● REQUEST:
Word for word, restate every line of the listing that follows.

Stored data entries:
____________

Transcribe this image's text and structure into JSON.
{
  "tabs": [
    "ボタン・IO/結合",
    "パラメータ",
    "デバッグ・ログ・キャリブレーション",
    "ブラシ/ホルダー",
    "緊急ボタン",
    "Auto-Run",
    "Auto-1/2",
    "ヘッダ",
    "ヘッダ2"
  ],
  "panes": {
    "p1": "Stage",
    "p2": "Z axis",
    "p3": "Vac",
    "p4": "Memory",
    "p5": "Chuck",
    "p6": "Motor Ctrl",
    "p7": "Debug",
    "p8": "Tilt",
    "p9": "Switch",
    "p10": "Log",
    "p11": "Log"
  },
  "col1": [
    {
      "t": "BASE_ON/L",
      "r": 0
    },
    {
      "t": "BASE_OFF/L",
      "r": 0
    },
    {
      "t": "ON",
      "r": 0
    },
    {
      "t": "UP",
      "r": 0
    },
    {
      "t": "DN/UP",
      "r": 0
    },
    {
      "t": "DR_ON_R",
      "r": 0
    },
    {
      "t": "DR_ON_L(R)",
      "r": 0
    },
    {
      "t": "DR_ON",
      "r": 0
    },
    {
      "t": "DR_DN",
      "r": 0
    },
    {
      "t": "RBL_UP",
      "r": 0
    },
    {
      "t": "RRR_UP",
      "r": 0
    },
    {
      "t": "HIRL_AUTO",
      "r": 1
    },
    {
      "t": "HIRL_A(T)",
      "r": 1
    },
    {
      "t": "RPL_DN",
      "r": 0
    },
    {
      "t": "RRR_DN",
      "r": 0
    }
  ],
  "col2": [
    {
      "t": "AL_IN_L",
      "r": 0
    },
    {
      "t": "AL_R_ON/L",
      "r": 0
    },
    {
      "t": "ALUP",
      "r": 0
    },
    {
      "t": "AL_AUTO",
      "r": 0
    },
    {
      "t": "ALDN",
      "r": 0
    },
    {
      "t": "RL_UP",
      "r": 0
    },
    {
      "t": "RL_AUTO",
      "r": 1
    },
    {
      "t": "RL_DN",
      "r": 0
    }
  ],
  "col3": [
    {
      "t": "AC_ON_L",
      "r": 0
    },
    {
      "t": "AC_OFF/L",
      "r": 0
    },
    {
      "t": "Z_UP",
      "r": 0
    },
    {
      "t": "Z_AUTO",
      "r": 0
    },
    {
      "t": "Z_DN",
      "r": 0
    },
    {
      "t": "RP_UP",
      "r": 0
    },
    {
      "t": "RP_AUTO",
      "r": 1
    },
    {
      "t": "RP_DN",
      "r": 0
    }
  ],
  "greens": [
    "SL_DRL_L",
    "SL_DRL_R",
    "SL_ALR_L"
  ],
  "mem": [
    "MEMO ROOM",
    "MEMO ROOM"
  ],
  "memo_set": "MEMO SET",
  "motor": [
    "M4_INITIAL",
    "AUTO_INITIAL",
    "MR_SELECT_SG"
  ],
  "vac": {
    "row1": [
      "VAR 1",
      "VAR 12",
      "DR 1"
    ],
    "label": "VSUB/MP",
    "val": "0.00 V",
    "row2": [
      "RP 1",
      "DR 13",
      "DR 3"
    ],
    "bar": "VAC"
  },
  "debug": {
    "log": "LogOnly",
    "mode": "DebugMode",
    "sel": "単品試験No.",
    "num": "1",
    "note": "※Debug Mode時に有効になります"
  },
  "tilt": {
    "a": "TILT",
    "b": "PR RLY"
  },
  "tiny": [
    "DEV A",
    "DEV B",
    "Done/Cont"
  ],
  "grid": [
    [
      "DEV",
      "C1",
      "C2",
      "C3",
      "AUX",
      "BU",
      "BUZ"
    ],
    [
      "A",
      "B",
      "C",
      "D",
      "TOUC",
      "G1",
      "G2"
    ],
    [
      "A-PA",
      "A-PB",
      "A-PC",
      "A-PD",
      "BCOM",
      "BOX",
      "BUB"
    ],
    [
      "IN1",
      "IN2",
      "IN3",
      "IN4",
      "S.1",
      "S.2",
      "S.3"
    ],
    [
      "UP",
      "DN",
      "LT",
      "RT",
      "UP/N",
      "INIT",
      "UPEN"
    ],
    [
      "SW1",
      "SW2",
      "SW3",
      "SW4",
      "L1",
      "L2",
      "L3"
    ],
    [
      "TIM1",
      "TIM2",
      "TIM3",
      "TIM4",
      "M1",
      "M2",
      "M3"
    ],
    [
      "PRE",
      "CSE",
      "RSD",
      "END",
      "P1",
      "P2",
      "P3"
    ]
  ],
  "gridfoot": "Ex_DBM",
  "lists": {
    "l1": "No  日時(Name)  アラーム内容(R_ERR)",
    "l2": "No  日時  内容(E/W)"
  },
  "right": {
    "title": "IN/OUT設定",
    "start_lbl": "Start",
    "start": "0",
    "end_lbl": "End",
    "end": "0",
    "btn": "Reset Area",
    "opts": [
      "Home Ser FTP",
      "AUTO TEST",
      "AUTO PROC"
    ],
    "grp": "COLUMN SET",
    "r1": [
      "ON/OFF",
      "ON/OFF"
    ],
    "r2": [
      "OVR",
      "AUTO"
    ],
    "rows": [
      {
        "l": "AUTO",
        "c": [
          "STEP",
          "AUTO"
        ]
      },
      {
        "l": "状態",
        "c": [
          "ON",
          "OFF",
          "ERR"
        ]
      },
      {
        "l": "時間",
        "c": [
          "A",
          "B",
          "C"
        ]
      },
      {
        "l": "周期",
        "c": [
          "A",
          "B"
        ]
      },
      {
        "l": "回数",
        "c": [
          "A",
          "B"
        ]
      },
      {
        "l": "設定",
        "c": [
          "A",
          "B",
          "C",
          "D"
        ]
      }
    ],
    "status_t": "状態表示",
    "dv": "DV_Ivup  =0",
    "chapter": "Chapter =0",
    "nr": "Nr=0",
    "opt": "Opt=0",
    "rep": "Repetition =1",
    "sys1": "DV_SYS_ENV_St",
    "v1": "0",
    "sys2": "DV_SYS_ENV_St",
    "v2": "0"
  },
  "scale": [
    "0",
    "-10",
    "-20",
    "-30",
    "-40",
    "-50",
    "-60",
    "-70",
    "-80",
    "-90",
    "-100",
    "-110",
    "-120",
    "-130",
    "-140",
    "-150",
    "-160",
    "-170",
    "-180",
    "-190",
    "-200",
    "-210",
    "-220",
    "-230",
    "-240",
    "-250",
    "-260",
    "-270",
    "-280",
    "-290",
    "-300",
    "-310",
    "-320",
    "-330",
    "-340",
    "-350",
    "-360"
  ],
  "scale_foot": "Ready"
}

____________

● RESULT FOR THIS TASK:
Transcribe this image's text and structure into JSON.
{
  "tabs": [
    "ボタン・IO/結合",
    "パラメータ",
    "デバッグ・ログ・キャリブレーション",
    "ブラシ/ホルダー",
    "緊急ボタン",
    "Auto-Run",
    "Auto-1/2",
    "ヘッダ",
    "ヘッダ2"
  ],
  "panes": {
    "p1": "Stage",
    "p2": "Z axis",
    "p3": "Vac",
    "p4": "Memory",
    "p5": "Chuck",
    "p6": "Motor Ctrl",
    "p7": "Debug",
    "p8": "Tilt",
    "p9": "Switch",
    "p10": "Log",
    "p11": "Log"
  },
  "col1": [
    {
      "t": "BASE_ON/L",
      "r": 0
    },
    {
      "t": "BASE_OFF/L",
      "r": 0
    },
    {
      "t": "ON",
      "r": 0
    },
    {
      "t": "UP",
      "r": 0
    },
    {
      "t": "DN/UP",
      "r": 0
    },
    {
      "t": "DR_ON_R",
      "r": 0
    },
    {
      "t": "DR_ON_L(R)",
      "r": 0
    },
    {
      "t": "DR_ON",
      "r": 0
    },
    {
      "t": "DR_DN",
      "r": 0
    },
    {
      "t": "RBL_UP",
      "r": 0
    },
    {
      "t": "RRR_UP",
      "r": 0
    },
    {
      "t": "HIRL_AUTO",
      "r": 1
    },
    {
      "t": "HIRL_A(T)",
      "r": 1
    },
    {
      "t": "RPL_DN",
      "r": 0
    },
    {
      "t": "RRR_DN",
      "r": 0
    }
  ],
  "col2": [
    {
      "t": "AL_IN_L",
      "r": 0
    },
    {
      "t": "AL_R_ON/L",
      "r": 0
    },
    {
      "t": "ALUP",
      "r": 0
    },
    {
      "t": "AL_AUTO",
      "r": 0
    },
    {
      "t": "ALDN",
      "r": 0
    },
    {
      "t": "RL_UP",
      "r": 0
    },
    {
      "t": "RL_AUTO",
      "r": 1
    },
    {
      "t": "RL_DN",
      "r": 0
    }
  ],
  "col3": [
    {
      "t": "AC_ON_L",
      "r": 0
    },
    {
      "t": "AC_OFF/L",
      "r": 0
    },
    {
      "t": "Z_UP",
      "r": 0
    },
    {
      "t": "Z_AUTO",
      "r": 0
    },
    {
      "t": "Z_DN",
      "r": 0
    },
    {
      "t": "RP_UP",
      "r": 0
    },
    {
      "t": "RP_AUTO",
      "r": 1
    },
    {
      "t": "RP_DN",
      "r": 0
    }
  ],
  "greens": [
    "SL_DRL_L",
    "SL_DRL_R",
    "SL_ALR_L"
  ],
  "mem": [
    "MEMO ROOM",
    "MEMO ROOM"
  ],
  "memo_set": "MEMO SET",
  "motor": [
    "M4_INITIAL",
    "AUTO_INITIAL",
    "MR_SELECT_SG"
  ],
  "vac": {
    "row1": [
      "VAR 1",
      "VAR 12",
      "DR 1"
    ],
    "label": "VSUB/MP",
    "val": "0.00 V",
    "row2": [
      "RP 1",
      "DR 13",
      "DR 3"
    ],
    "bar": "VAC"
  },
  "debug": {
    "log": "LogOnly",
    "mode": "DebugMode",
    "sel": "単品試験No.",
    "num": "1",
    "note": "※Debug Mode時に有効になります"
  },
  "tilt": {
    "a": "TILT",
    "b": "PR RLY"
  },
  "tiny": [
    "DEV A",
    "DEV B",
    "Done/Cont"
  ],
  "grid": [
    [
      "DEV",
      "C1",
      "C2",
      "C3",
      "AUX",
      "BU",
      "BUZ"
    ],
    [
      "A",
      "B",
      "C",
      "D",
      "TOUC",
      "G1",
      "G2"
    ],
    [
      "A-PA",
      "A-PB",
      "A-PC",
      "A-PD",
      "BCOM",
      "BOX",
      "BUB"
    ],
    [
      "IN1",
      "IN2",
      "IN3",
      "IN4",
      "S.1",
      "S.2",
      "S.3"
    ],
    [
      "UP",
      "DN",
      "LT",
      "RT",
      "UP/N",
      "INIT",
      "UPEN"
    ],
    [
      "SW1",
      "SW2",
      "SW3",
      "SW4",
      "L1",
      "L2",
      "L3"
    ],
    [
      "TIM1",
      "TIM2",
      "TIM3",
      "TIM4",
      "M1",
      "M2",
      "M3"
    ],
    [
      "PRE",
      "CSE",
      "RSD",
      "END",
      "P1",
      "P2",
      "P3"
    ]
  ],
  "gridfoot": "Ex_DBM",
  "lists": {
    "l1": "No  日時(Name)  アラーム内容(R_ERR)",
    "l2": "No  日時  内容(E/W)"
  },
  "right": {
    "title": "IN/OUT設定",
    "start_lbl": "Start",
    "start": "0",
    "end_lbl": "End",
    "end": "0",
    "btn": "Reset Area",
    "opts": [
      "Home Ser FTP",
      "AUTO TEST",
      "AUTO PROC"
    ],
    "grp": "COLUMN SET",
    "r1": [
      "ON/OFF",
      "ON/OFF"
    ],
    "r2": [
      "OVR",
      "AUTO"
    ],
    "rows": [
      {
        "l": "AUTO",
        "c": [
          "STEP",
          "AUTO"
        ]
      },
      {
        "l": "状態",
        "c": [
          "ON",
          "OFF",
          "ERR"
        ]
      },
      {
        "l": "時間",
        "c": [
          "A",
          "B",
          "C"
        ]
      },
      {
        "l": "周期",
        "c": [
          "A",
          "B"
        ]
      },
      {
        "l": "回数",
        "c": [
          "A",
          "B"
        ]
      },
      {
        "l": "設定",
        "c": [
          "A",
          "B",
          "C",
          "D"
        ]
      }
    ],
    "status_t": "状態表示",
    "dv": "DV_Ivup  =0",
    "chapter": "Chapter =0",
    "nr": "Nr=0",
    "opt": "Opt=0",
    "rep": "Repetition =1",
    "sys1": "DV_SYS_ENV_St",
    "v1": "0",
    "sys2": "DV_SYS_ENV_St",
    "v2": "0"
  },
  "scale": [
    "0",
    "-10",
    "-20",
    "-30",
    "-40",
    "-50",
    "-60",
    "-70",
    "-80",
    "-90",
    "-100",
    "-110",
    "-120",
    "-130",
    "-140",
    "-150",
    "-160",
    "-170",
    "-180",
    "-190",
    "-200",
    "-210",
    "-220",
    "-230",
    "-240",
    "-250",
    "-260",
    "-270",
    "-280",
    "-290",
    "-300",
    "-310",
    "-320",
    "-330",
    "-340",
    "-350",
    "-360"
  ],
  "scale_foot": "Ready"
}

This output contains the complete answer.